> [EXERCISE PROMPT]
Repeat every record below exactly as written.

> [PROVIDED DATA]

********

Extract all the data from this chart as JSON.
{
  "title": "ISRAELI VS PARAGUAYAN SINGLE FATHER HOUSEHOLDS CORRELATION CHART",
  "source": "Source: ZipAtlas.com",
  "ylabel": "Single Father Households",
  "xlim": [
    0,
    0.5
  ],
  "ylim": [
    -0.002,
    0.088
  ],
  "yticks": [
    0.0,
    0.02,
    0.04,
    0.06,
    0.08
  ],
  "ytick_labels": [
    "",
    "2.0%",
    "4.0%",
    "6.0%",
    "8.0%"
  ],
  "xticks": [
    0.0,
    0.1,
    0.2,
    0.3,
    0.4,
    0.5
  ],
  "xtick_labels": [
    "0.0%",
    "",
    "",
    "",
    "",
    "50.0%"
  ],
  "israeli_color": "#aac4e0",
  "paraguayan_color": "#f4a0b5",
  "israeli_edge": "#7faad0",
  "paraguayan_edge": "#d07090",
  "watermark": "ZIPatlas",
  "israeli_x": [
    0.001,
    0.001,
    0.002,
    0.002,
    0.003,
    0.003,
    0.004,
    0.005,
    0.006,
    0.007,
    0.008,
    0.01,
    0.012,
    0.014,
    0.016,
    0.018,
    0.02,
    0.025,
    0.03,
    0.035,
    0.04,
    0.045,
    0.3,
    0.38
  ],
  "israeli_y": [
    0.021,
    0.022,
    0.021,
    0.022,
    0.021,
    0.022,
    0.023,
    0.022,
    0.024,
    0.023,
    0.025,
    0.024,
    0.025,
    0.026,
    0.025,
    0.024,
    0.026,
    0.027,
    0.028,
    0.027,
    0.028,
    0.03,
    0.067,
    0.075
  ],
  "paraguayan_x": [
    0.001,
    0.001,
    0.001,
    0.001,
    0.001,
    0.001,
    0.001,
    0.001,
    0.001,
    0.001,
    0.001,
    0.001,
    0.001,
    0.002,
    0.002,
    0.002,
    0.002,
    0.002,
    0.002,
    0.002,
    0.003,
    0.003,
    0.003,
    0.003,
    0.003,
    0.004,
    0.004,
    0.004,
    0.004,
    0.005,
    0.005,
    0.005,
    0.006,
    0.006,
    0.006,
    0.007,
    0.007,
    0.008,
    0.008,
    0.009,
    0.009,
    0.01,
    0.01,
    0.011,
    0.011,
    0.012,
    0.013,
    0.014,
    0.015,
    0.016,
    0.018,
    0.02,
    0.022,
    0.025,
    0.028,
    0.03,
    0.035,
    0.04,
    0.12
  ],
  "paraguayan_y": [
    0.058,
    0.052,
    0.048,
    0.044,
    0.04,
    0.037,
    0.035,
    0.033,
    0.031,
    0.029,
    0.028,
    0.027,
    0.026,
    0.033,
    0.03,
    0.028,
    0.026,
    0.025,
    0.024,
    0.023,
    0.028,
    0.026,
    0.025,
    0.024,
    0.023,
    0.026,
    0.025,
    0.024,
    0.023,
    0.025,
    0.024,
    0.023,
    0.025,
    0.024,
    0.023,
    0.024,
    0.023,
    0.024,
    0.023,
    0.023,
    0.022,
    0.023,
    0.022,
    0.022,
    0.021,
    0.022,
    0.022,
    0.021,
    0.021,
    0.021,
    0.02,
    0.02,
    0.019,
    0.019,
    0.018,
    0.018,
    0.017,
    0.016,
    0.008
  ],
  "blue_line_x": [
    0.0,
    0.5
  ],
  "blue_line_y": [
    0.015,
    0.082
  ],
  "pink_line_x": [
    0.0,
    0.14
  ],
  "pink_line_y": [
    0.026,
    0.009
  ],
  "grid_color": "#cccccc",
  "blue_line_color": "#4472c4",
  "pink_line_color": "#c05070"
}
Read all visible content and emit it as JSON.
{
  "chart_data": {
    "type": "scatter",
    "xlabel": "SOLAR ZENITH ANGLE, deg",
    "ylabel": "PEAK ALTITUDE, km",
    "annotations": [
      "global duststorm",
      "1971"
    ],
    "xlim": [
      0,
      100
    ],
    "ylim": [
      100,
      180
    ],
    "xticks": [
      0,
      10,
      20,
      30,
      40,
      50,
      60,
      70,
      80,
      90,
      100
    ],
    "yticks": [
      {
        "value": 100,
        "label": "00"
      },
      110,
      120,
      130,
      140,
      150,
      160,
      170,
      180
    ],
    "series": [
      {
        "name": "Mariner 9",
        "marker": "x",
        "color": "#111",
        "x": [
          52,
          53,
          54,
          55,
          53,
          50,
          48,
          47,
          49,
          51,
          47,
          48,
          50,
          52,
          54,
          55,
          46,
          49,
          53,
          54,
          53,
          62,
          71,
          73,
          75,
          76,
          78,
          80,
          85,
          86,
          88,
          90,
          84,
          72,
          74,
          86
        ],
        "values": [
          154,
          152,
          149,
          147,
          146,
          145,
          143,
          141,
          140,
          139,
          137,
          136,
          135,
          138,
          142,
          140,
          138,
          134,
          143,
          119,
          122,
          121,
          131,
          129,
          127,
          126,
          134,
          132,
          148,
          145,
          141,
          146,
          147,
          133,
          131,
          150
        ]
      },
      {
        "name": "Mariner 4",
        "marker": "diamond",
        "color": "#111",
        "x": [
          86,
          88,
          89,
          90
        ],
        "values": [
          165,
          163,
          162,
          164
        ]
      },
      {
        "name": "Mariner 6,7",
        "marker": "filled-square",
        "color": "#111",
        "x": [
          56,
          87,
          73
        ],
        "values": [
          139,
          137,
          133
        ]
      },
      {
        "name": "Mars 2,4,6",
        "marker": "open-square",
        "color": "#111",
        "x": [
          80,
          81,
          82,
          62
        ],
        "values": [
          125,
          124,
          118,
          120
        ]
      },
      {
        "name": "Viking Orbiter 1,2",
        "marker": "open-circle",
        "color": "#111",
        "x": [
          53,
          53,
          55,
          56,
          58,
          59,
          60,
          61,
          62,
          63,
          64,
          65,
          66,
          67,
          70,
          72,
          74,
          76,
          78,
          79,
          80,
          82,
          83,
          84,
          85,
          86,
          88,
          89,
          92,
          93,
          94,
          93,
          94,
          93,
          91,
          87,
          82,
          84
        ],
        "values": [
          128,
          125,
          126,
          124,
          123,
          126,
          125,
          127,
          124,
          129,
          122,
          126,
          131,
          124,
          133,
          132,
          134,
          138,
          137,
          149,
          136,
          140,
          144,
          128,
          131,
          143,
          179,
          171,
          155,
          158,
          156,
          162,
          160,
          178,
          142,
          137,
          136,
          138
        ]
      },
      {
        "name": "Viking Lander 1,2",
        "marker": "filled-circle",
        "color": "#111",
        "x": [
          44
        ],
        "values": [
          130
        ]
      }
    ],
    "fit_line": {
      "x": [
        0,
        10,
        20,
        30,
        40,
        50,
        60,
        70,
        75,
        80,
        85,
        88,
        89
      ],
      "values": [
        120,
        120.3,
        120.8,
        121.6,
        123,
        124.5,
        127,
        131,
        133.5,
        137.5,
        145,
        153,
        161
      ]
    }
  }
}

********

> [PROBLEM SOLUTION]
Extract all the data from this chart as JSON.
{
  "title": "ISRAELI VS PARAGUAYAN SINGLE FATHER HOUSEHOLDS CORRELATION CHART",
  "source": "Source: ZipAtlas.com",
  "ylabel": "Single Father Households",
  "xlim": [
    0,
    0.5
  ],
  "ylim": [
    -0.002,
    0.088
  ],
  "yticks": [
    0.0,
    0.02,
    0.04,
    0.06,
    0.08
  ],
  "ytick_labels": [
    "",
    "2.0%",
    "4.0%",
    "6.0%",
    "8.0%"
  ],
  "xticks": [
    0.0,
    0.1,
    0.2,
    0.3,
    0.4,
    0.5
  ],
  "xtick_labels": [
    "0.0%",
    "",
    "",
    "",
    "",
    "50.0%"
  ],
  "israeli_color": "#aac4e0",
  "paraguayan_color": "#f4a0b5",
  "israeli_edge": "#7faad0",
  "paraguayan_edge": "#d07090",
  "watermark": "ZIPatlas",
  "israeli_x": [
    0.001,
    0.001,
    0.002,
    0.002,
    0.003,
    0.003,
    0.004,
    0.005,
    0.006,
    0.007,
    0.008,
    0.01,
    0.012,
    0.014,
    0.016,
    0.018,
    0.02,
    0.025,
    0.03,
    0.035,
    0.04,
    0.045,
    0.3,
    0.38
  ],
  "israeli_y": [
    0.021,
    0.022,
    0.021,
    0.022,
    0.021,
    0.022,
    0.023,
    0.022,
    0.024,
    0.023,
    0.025,
    0.024,
    0.025,
    0.026,
    0.025,
    0.024,
    0.026,
    0.027,
    0.028,
    0.027,
    0.028,
    0.03,
    0.067,
    0.075
  ],
  "paraguayan_x": [
    0.001,
    0.001,
    0.001,
    0.001,
    0.001,
    0.001,
    0.001,
    0.001,
    0.001,
    0.001,
    0.001,
    0.001,
    0.001,
    0.002,
    0.002,
    0.002,
    0.002,
    0.002,
    0.002,
    0.002,
    0.003,
    0.003,
    0.003,
    0.003,
    0.003,
    0.004,
    0.004,
    0.004,
    0.004,
    0.005,
    0.005,
    0.005,
    0.006,
    0.006,
    0.006,
    0.007,
    0.007,
    0.008,
    0.008,
    0.009,
    0.009,
    0.01,
    0.01,
    0.011,
    0.011,
    0.012,
    0.013,
    0.014,
    0.015,
    0.016,
    0.018,
    0.02,
    0.022,
    0.025,
    0.028,
    0.03,
    0.035,
    0.04,
    0.12
  ],
  "paraguayan_y": [
    0.058,
    0.052,
    0.048,
    0.044,
    0.04,
    0.037,
    0.035,
    0.033,
    0.031,
    0.029,
    0.028,
    0.027,
    0.026,
    0.033,
    0.03,
    0.028,
    0.026,
    0.025,
    0.024,
    0.023,
    0.028,
    0.026,
    0.025,
    0.024,
    0.023,
    0.026,
    0.025,
    0.024,
    0.023,
    0.025,
    0.024,
    0.023,
    0.025,
    0.024,
    0.023,
    0.024,
    0.023,
    0.024,
    0.023,
    0.023,
    0.022,
    0.023,
    0.022,
    0.022,
    0.021,
    0.022,
    0.022,
    0.021,
    0.021,
    0.021,
    0.02,
    0.02,
    0.019,
    0.019,
    0.018,
    0.018,
    0.017,
    0.016,
    0.008
  ],
  "blue_line_x": [
    0.0,
    0.5
  ],
  "blue_line_y": [
    0.015,
    0.082
  ],
  "pink_line_x": [
    0.0,
    0.14
  ],
  "pink_line_y": [
    0.026,
    0.009
  ],
  "grid_color": "#cccccc",
  "blue_line_color": "#4472c4",
  "pink_line_color": "#c05070"
}
Read all visible content and emit it as JSON.
{
  "chart_data": {
    "type": "scatter",
    "xlabel": "SOLAR ZENITH ANGLE, deg",
    "ylabel": "PEAK ALTITUDE, km",
    "annotations": [
      "global duststorm",
      "1971"
    ],
    "xlim": [
      0,
      100
    ],
    "ylim": [
      100,
      180
    ],
    "xticks": [
      0,
      10,
      20,
      30,
      40,
      50,
      60,
      70,
      80,
      90,
      100
    ],
    "yticks": [
      {
        "value": 100,
        "label": "00"
      },
      110,
      120,
      130,
      140,
      150,
      160,
      170,
      180
    ],
    "series": [
      {
        "name": "Mariner 9",
        "marker": "x",
        "color": "#111",
        "x": [
          52,
          53,
          54,
          55,
          53,
          50,
          48,
          47,
          49,
          51,
          47,
          48,
          50,
          52,
          54,
          55,
          46,
          49,
          53,
          54,
          53,
          62,
          71,
          73,
          75,
          76,
          78,
          80,
          85,
          86,
          88,
          90,
          84,
          72,
          74,
          86
        ],
        "values": [
          154,
          152,
          149,
          147,
          146,
          145,
          143,
          141,
          140,
          139,
          137,
          136,
          135,
          138,
          142,
          140,
          138,
          134,
          143,
          119,
          122,
          121,
          131,
          129,
          127,
          126,
          134,
          132,
          148,
          145,
          141,
          146,
          147,
          133,
          131,
          150
        ]
      },
      {
        "name": "Mariner 4",
        "marker": "diamond",
        "color": "#111",
        "x": [
          86,
          88,
          89,
          90
        ],
        "values": [
          165,
          163,
          162,
          164
        ]
      },
      {
        "name": "Mariner 6,7",
        "marker": "filled-square",
        "color": "#111",
        "x": [
          56,
          87,
          73
        ],
        "values": [
          139,
          137,
          133
        ]
      },
      {
        "name": "Mars 2,4,6",
        "marker": "open-square",
        "color": "#111",
        "x": [
          80,
          81,
          82,
          62
        ],
        "values": [
          125,
          124,
          118,
          120
        ]
      },
      {
        "name": "Viking Orbiter 1,2",
        "marker": "open-circle",
        "color": "#111",
        "x": [
          53,
          53,
          55,
          56,
          58,
          59,
          60,
          61,
          62,
          63,
          64,
          65,
          66,
          67,
          70,
          72,
          74,
          76,
          78,
          79,
          80,
          82,
          83,
          84,
          85,
          86,
          88,
          89,
          92,
          93,
          94,
          93,
          94,
          93,
          91,
          87,
          82,
          84
        ],
        "values": [
          128,
          125,
          126,
          124,
          123,
          126,
          125,
          127,
          124,
          129,
          122,
          126,
          131,
          124,
          133,
          132,
          134,
          138,
          137,
          149,
          136,
          140,
          144,
          128,
          131,
          143,
          179,
          171,
          155,
          158,
          156,
          162,
          160,
          178,
          142,
          137,
          136,
          138
        ]
      },
      {
        "name": "Viking Lander 1,2",
        "marker": "filled-circle",
        "color": "#111",
        "x": [
          44
        ],
        "values": [
          130
        ]
      }
    ],
    "fit_line": {
      "x": [
        0,
        10,
        20,
        30,
        40,
        50,
        60,
        70,
        75,
        80,
        85,
        88,
        89
      ],
      "values": [
        120,
        120.3,
        120.8,
        121.6,
        123,
        124.5,
        127,
        131,
        133.5,
        137.5,
        145,
        153,
        161
      ]
    }
  }
}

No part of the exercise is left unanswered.